*TASK INPUT*:

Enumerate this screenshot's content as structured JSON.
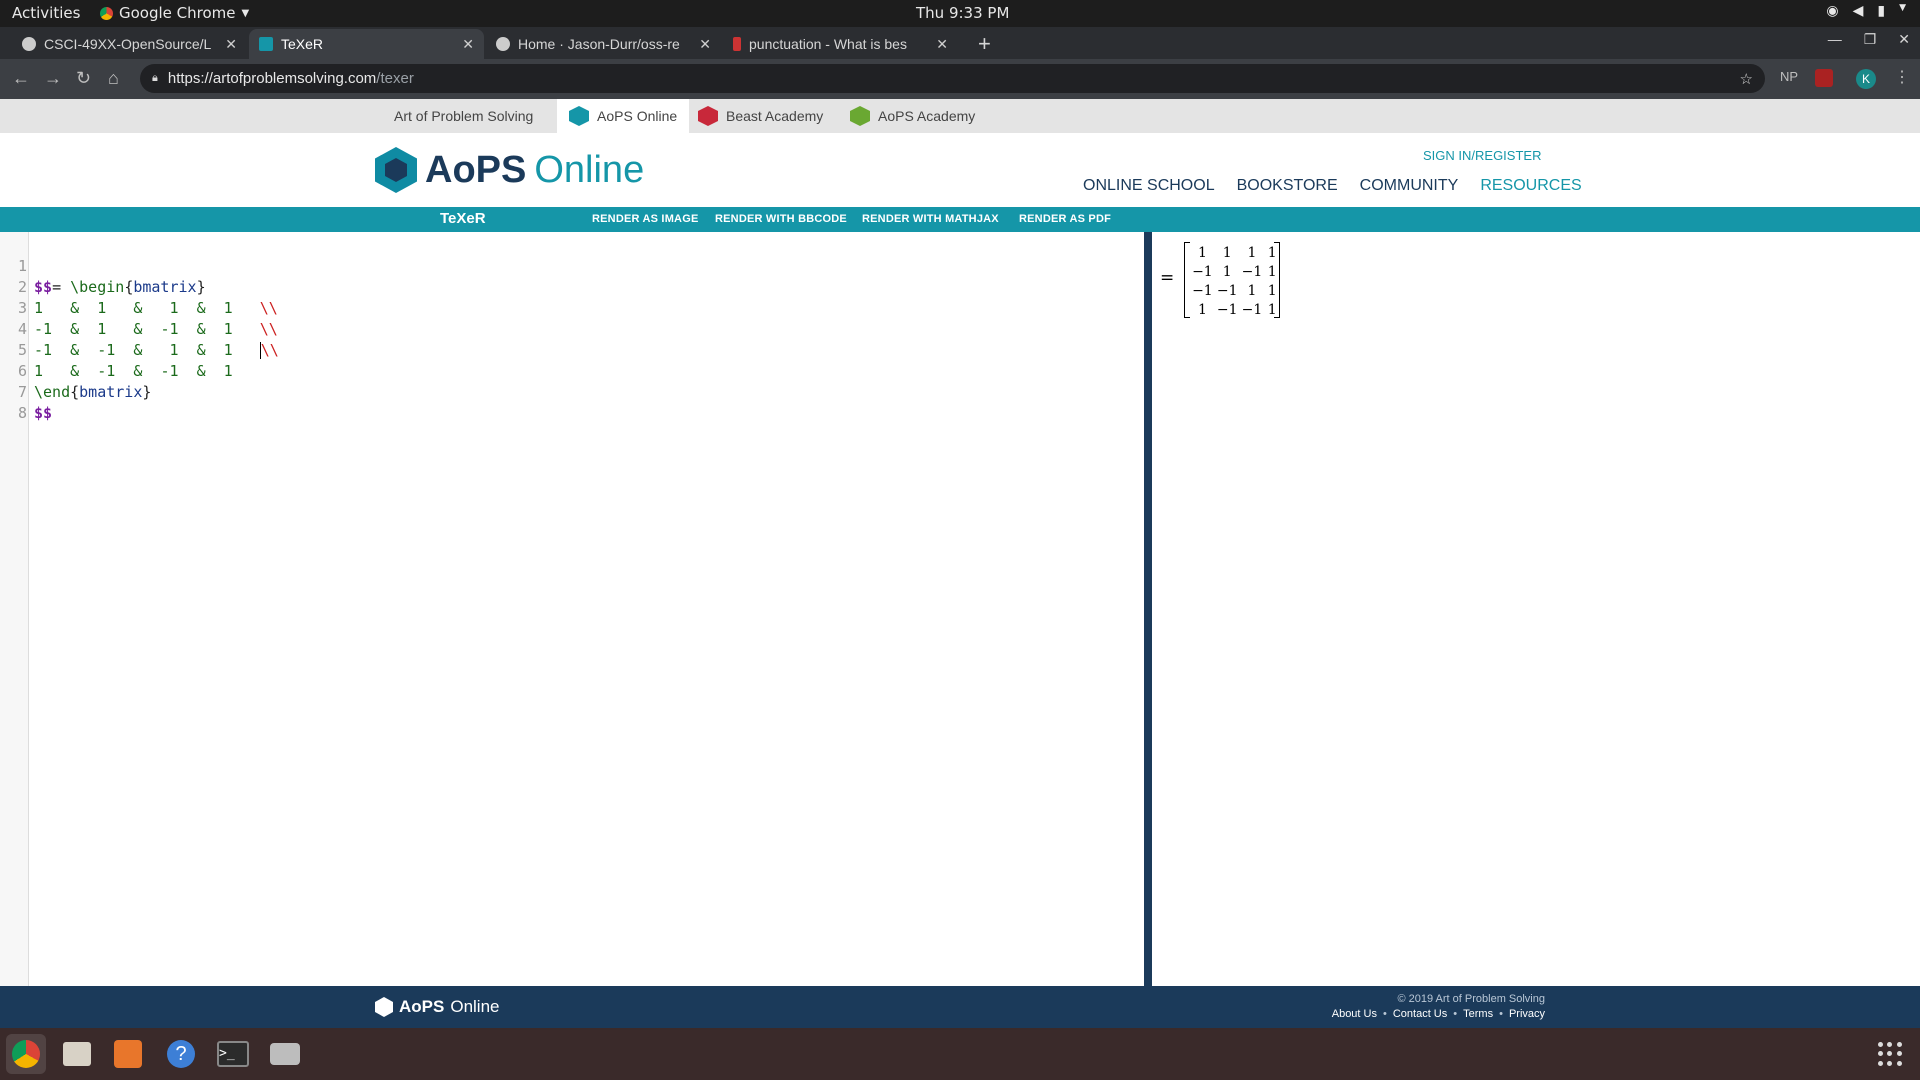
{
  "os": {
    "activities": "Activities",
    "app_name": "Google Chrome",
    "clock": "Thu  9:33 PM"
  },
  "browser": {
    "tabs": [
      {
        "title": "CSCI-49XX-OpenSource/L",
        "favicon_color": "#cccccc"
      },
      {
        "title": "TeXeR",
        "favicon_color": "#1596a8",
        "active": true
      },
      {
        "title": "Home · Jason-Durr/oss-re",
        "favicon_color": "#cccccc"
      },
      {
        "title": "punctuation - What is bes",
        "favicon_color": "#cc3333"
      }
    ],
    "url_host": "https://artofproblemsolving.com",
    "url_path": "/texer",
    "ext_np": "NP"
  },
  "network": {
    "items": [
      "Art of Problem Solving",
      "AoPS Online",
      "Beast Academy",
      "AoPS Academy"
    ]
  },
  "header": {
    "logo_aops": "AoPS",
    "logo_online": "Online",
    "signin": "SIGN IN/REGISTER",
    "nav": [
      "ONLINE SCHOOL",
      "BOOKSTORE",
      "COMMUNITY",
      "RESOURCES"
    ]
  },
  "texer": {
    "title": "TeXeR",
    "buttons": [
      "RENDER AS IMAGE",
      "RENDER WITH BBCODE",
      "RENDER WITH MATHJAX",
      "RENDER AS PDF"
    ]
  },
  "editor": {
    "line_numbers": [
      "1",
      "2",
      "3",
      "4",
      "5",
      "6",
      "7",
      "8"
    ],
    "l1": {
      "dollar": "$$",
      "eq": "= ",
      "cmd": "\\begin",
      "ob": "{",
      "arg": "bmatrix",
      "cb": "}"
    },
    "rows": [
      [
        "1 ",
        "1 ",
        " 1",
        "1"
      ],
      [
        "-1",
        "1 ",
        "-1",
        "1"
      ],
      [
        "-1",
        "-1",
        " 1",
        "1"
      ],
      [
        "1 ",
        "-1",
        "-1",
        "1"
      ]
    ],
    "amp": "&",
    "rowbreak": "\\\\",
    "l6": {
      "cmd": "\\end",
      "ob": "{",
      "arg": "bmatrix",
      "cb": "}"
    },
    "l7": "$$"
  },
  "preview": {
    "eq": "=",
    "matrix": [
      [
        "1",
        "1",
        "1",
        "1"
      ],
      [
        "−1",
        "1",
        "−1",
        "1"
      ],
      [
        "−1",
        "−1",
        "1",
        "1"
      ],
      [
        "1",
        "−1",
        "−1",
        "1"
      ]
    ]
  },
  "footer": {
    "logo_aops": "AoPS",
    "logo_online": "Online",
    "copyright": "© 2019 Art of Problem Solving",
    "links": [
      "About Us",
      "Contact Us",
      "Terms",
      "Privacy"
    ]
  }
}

*PROBLEM DETAILS*:
Strip out the pictures and quote the remaining data word for word.

*FINAL RESULT*:
Enumerate this screenshot's content as structured JSON.
{
  "os": {
    "activities": "Activities",
    "app_name": "Google Chrome",
    "clock": "Thu  9:33 PM"
  },
  "browser": {
    "tabs": [
      {
        "title": "CSCI-49XX-OpenSource/L",
        "favicon_color": "#cccccc"
      },
      {
        "title": "TeXeR",
        "favicon_color": "#1596a8",
        "active": true
      },
      {
        "title": "Home · Jason-Durr/oss-re",
        "favicon_color": "#cccccc"
      },
      {
        "title": "punctuation - What is bes",
        "favicon_color": "#cc3333"
      }
    ],
    "url_host": "https://artofproblemsolving.com",
    "url_path": "/texer",
    "ext_np": "NP"
  },
  "network": {
    "items": [
      "Art of Problem Solving",
      "AoPS Online",
      "Beast Academy",
      "AoPS Academy"
    ]
  },
  "header": {
    "logo_aops": "AoPS",
    "logo_online": "Online",
    "signin": "SIGN IN/REGISTER",
    "nav": [
      "ONLINE SCHOOL",
      "BOOKSTORE",
      "COMMUNITY",
      "RESOURCES"
    ]
  },
  "texer": {
    "title": "TeXeR",
    "buttons": [
      "RENDER AS IMAGE",
      "RENDER WITH BBCODE",
      "RENDER WITH MATHJAX",
      "RENDER AS PDF"
    ]
  },
  "editor": {
    "line_numbers": [
      "1",
      "2",
      "3",
      "4",
      "5",
      "6",
      "7",
      "8"
    ],
    "l1": {
      "dollar": "$$",
      "eq": "= ",
      "cmd": "\\begin",
      "ob": "{",
      "arg": "bmatrix",
      "cb": "}"
    },
    "rows": [
      [
        "1 ",
        "1 ",
        " 1",
        "1"
      ],
      [
        "-1",
        "1 ",
        "-1",
        "1"
      ],
      [
        "-1",
        "-1",
        " 1",
        "1"
      ],
      [
        "1 ",
        "-1",
        "-1",
        "1"
      ]
    ],
    "amp": "&",
    "rowbreak": "\\\\",
    "l6": {
      "cmd": "\\end",
      "ob": "{",
      "arg": "bmatrix",
      "cb": "}"
    },
    "l7": "$$"
  },
  "preview": {
    "eq": "=",
    "matrix": [
      [
        "1",
        "1",
        "1",
        "1"
      ],
      [
        "−1",
        "1",
        "−1",
        "1"
      ],
      [
        "−1",
        "−1",
        "1",
        "1"
      ],
      [
        "1",
        "−1",
        "−1",
        "1"
      ]
    ]
  },
  "footer": {
    "logo_aops": "AoPS",
    "logo_online": "Online",
    "copyright": "© 2019 Art of Problem Solving",
    "links": [
      "About Us",
      "Contact Us",
      "Terms",
      "Privacy"
    ]
  }
}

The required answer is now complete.